* Data lines
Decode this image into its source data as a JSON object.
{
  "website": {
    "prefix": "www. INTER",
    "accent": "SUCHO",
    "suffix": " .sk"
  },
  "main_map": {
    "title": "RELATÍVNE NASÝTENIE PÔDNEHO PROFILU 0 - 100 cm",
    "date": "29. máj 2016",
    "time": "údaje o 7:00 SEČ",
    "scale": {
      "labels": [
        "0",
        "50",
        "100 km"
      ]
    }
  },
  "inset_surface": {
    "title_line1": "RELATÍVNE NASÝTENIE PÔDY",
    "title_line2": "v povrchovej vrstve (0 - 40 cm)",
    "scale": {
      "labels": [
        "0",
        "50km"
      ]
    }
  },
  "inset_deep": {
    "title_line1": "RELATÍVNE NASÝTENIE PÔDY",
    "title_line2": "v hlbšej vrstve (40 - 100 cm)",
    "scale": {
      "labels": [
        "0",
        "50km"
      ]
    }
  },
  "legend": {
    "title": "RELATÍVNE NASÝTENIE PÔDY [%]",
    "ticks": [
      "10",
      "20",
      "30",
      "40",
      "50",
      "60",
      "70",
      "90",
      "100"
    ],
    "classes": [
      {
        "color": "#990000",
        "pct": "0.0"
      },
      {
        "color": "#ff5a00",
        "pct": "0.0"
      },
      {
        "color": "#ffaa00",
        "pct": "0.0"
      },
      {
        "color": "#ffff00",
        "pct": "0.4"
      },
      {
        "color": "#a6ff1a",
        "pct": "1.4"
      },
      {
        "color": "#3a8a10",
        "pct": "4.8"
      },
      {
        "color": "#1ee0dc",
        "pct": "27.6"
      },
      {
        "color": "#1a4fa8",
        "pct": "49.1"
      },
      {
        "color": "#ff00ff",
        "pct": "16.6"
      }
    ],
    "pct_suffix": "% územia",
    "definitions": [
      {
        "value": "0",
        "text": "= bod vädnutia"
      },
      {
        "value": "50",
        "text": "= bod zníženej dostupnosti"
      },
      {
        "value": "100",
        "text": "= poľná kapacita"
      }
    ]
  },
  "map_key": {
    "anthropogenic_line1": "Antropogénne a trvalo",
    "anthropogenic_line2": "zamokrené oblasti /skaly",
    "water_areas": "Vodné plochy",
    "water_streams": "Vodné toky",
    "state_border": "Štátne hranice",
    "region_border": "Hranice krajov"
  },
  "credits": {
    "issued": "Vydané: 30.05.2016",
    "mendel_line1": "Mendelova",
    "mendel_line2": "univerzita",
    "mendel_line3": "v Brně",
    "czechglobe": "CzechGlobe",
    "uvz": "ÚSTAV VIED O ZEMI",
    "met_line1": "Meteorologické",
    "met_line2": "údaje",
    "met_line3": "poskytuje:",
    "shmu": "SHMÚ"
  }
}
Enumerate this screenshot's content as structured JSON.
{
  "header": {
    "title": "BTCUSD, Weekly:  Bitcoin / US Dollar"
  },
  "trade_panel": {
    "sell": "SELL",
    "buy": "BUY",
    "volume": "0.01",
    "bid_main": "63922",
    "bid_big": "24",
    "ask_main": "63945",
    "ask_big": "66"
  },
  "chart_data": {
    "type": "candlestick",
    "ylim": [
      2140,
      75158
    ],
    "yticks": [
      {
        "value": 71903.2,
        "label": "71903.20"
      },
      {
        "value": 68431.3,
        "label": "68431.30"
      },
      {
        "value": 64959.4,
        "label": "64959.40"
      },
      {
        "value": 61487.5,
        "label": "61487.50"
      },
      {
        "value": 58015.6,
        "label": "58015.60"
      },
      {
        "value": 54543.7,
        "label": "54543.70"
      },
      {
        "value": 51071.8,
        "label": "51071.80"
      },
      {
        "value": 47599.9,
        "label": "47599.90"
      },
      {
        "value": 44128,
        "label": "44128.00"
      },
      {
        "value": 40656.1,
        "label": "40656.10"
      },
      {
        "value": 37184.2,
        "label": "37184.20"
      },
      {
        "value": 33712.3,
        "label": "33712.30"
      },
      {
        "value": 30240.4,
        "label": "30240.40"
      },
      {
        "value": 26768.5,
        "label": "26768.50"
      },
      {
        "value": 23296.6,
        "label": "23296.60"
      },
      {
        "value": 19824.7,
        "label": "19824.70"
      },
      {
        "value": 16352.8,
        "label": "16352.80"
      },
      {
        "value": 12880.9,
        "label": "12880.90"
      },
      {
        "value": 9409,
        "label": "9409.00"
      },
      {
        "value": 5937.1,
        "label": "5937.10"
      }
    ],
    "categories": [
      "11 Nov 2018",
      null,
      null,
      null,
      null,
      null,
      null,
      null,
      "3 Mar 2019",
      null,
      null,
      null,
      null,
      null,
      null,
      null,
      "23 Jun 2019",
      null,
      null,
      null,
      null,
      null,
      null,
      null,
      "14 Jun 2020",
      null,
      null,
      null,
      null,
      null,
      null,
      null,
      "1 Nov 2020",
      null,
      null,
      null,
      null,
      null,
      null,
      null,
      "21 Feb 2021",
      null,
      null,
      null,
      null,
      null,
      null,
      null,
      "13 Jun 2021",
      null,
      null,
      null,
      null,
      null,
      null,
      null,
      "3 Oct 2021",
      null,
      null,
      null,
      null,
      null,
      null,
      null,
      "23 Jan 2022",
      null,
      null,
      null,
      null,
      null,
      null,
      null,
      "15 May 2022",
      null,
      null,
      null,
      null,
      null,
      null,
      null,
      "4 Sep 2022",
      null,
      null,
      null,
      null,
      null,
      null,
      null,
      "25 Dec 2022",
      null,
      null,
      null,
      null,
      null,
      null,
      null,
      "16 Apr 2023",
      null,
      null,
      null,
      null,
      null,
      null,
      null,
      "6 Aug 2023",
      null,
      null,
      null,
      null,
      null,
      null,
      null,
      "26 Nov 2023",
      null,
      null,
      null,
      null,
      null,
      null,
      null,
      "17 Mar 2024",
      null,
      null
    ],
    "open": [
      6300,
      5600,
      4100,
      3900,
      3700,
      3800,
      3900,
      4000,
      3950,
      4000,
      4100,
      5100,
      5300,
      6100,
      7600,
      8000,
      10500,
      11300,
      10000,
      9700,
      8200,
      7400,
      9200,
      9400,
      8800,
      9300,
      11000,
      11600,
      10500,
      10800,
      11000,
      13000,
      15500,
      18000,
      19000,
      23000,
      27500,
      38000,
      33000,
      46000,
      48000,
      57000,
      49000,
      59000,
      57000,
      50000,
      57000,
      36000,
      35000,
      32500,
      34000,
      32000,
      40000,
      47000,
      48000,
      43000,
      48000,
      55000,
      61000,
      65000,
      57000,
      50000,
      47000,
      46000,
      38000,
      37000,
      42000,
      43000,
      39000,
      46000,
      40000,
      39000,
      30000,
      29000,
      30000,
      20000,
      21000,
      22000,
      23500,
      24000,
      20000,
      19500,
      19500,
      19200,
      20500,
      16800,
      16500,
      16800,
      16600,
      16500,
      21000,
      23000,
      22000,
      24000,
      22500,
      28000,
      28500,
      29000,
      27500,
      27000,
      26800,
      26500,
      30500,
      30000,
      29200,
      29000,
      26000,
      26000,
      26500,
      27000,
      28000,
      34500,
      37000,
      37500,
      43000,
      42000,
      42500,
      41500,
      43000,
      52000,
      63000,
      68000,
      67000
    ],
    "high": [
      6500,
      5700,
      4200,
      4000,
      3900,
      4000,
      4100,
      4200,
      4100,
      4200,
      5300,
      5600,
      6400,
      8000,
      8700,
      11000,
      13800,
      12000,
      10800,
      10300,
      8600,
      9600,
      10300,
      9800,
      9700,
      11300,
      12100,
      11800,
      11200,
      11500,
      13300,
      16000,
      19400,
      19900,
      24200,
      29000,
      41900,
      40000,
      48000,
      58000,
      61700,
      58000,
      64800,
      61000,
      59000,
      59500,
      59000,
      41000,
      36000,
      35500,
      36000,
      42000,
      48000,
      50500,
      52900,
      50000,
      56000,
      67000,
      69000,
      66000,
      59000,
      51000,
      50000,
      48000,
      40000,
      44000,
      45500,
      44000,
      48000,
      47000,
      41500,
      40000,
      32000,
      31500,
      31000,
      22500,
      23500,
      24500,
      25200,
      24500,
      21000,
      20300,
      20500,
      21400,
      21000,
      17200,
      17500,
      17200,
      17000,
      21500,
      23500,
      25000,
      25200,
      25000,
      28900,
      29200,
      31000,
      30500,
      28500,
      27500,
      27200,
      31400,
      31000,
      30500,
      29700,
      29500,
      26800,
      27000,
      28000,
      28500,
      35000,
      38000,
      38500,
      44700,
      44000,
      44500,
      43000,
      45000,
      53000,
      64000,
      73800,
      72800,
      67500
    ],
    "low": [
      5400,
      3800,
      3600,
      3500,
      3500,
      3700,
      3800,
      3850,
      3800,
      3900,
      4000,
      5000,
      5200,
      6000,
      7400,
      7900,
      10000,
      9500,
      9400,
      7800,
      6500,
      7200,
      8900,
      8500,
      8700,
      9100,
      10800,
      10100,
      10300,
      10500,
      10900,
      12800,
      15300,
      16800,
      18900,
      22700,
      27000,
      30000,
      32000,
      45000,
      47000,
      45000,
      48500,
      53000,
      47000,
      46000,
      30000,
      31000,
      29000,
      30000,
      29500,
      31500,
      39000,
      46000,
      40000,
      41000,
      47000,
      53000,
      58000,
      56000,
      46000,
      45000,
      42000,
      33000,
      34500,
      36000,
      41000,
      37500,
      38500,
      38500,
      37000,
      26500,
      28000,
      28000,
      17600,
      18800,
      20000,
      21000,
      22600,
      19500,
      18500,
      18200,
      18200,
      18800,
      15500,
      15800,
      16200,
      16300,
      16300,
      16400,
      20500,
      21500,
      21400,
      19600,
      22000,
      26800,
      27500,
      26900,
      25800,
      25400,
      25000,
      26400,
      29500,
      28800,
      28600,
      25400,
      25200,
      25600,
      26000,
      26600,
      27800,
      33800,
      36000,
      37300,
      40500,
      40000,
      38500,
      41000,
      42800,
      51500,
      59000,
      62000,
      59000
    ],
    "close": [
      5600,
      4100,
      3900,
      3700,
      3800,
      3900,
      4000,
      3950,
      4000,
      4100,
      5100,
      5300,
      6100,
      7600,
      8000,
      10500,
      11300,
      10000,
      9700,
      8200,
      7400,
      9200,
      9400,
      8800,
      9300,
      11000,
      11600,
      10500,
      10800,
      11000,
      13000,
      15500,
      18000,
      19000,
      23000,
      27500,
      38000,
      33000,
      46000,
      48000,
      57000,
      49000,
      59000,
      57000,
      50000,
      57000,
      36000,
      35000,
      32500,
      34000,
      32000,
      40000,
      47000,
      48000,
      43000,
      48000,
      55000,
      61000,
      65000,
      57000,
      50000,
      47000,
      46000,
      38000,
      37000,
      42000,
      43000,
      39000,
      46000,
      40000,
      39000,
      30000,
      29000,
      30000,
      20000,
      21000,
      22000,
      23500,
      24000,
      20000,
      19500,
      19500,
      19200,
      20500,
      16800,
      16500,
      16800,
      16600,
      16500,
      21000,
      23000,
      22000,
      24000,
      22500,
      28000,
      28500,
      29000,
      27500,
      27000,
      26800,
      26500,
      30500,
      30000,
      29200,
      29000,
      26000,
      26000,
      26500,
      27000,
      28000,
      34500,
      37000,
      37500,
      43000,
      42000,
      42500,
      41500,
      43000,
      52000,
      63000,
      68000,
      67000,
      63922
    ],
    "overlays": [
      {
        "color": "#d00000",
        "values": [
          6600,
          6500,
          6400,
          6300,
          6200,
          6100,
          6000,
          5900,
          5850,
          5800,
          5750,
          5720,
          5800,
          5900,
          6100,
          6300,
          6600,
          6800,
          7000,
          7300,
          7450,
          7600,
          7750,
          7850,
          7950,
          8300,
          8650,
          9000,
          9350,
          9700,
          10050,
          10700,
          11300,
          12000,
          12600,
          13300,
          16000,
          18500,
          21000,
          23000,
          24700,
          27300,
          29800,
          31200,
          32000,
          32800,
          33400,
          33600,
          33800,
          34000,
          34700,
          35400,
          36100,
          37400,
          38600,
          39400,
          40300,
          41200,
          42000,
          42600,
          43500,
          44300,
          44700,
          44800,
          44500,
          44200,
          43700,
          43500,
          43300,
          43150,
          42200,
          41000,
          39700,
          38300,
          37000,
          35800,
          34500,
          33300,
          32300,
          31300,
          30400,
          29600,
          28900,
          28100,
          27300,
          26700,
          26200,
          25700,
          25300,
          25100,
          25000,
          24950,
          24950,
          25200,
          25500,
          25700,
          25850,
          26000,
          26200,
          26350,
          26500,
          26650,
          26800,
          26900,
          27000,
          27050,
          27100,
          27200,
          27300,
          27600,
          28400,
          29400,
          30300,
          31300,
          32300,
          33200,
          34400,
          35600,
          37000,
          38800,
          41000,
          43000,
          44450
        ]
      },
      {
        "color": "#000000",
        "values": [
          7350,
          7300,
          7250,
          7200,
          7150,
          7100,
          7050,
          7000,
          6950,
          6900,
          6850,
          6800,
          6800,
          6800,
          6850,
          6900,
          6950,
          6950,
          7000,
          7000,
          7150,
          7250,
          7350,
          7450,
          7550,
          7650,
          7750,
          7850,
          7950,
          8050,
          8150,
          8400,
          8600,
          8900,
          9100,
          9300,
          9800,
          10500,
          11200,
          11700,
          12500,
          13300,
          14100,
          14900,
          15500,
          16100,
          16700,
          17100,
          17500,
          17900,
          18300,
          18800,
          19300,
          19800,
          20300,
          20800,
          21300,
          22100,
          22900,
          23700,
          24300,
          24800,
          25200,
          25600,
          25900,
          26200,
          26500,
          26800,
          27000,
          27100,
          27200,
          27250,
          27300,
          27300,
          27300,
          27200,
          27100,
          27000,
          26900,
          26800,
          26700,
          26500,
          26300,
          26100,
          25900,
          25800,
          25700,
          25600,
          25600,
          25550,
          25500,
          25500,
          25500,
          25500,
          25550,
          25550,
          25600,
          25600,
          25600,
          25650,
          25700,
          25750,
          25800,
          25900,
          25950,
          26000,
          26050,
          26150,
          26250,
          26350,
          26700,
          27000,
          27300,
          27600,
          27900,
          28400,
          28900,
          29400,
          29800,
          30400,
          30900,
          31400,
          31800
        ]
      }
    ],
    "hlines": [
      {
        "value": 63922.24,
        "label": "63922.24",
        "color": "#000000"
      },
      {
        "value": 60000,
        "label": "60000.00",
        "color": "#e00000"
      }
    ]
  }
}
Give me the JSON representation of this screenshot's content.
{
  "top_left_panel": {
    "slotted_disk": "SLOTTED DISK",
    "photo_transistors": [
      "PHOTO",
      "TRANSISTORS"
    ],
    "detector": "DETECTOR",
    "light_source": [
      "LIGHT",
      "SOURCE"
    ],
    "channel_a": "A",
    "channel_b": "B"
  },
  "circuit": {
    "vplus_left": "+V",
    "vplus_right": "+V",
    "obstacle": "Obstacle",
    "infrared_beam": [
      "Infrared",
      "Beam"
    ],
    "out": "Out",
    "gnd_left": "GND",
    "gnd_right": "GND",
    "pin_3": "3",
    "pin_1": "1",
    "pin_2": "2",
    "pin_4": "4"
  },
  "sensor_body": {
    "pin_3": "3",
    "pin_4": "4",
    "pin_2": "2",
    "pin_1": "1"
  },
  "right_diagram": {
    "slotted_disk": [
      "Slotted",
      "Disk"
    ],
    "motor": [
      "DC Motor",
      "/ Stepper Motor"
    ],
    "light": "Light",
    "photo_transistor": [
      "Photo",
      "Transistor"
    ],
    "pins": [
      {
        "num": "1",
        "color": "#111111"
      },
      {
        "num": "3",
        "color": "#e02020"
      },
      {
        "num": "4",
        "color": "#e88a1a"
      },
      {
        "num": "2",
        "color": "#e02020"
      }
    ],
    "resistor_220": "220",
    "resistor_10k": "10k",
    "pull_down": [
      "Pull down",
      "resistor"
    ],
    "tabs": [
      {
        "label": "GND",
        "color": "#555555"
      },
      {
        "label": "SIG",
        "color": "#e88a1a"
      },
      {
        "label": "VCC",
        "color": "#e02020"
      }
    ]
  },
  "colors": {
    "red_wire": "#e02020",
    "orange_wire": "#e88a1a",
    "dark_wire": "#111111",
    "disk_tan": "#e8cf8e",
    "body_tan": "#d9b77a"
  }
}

* Given task
Among the lines of the data, identify those with the word "this". Copy each of them.

* Correct response
Decode this image into its source data as a JSON object.
Enumerate this screenshot's content as structured JSON.
Give me the JSON representation of this screenshot's content.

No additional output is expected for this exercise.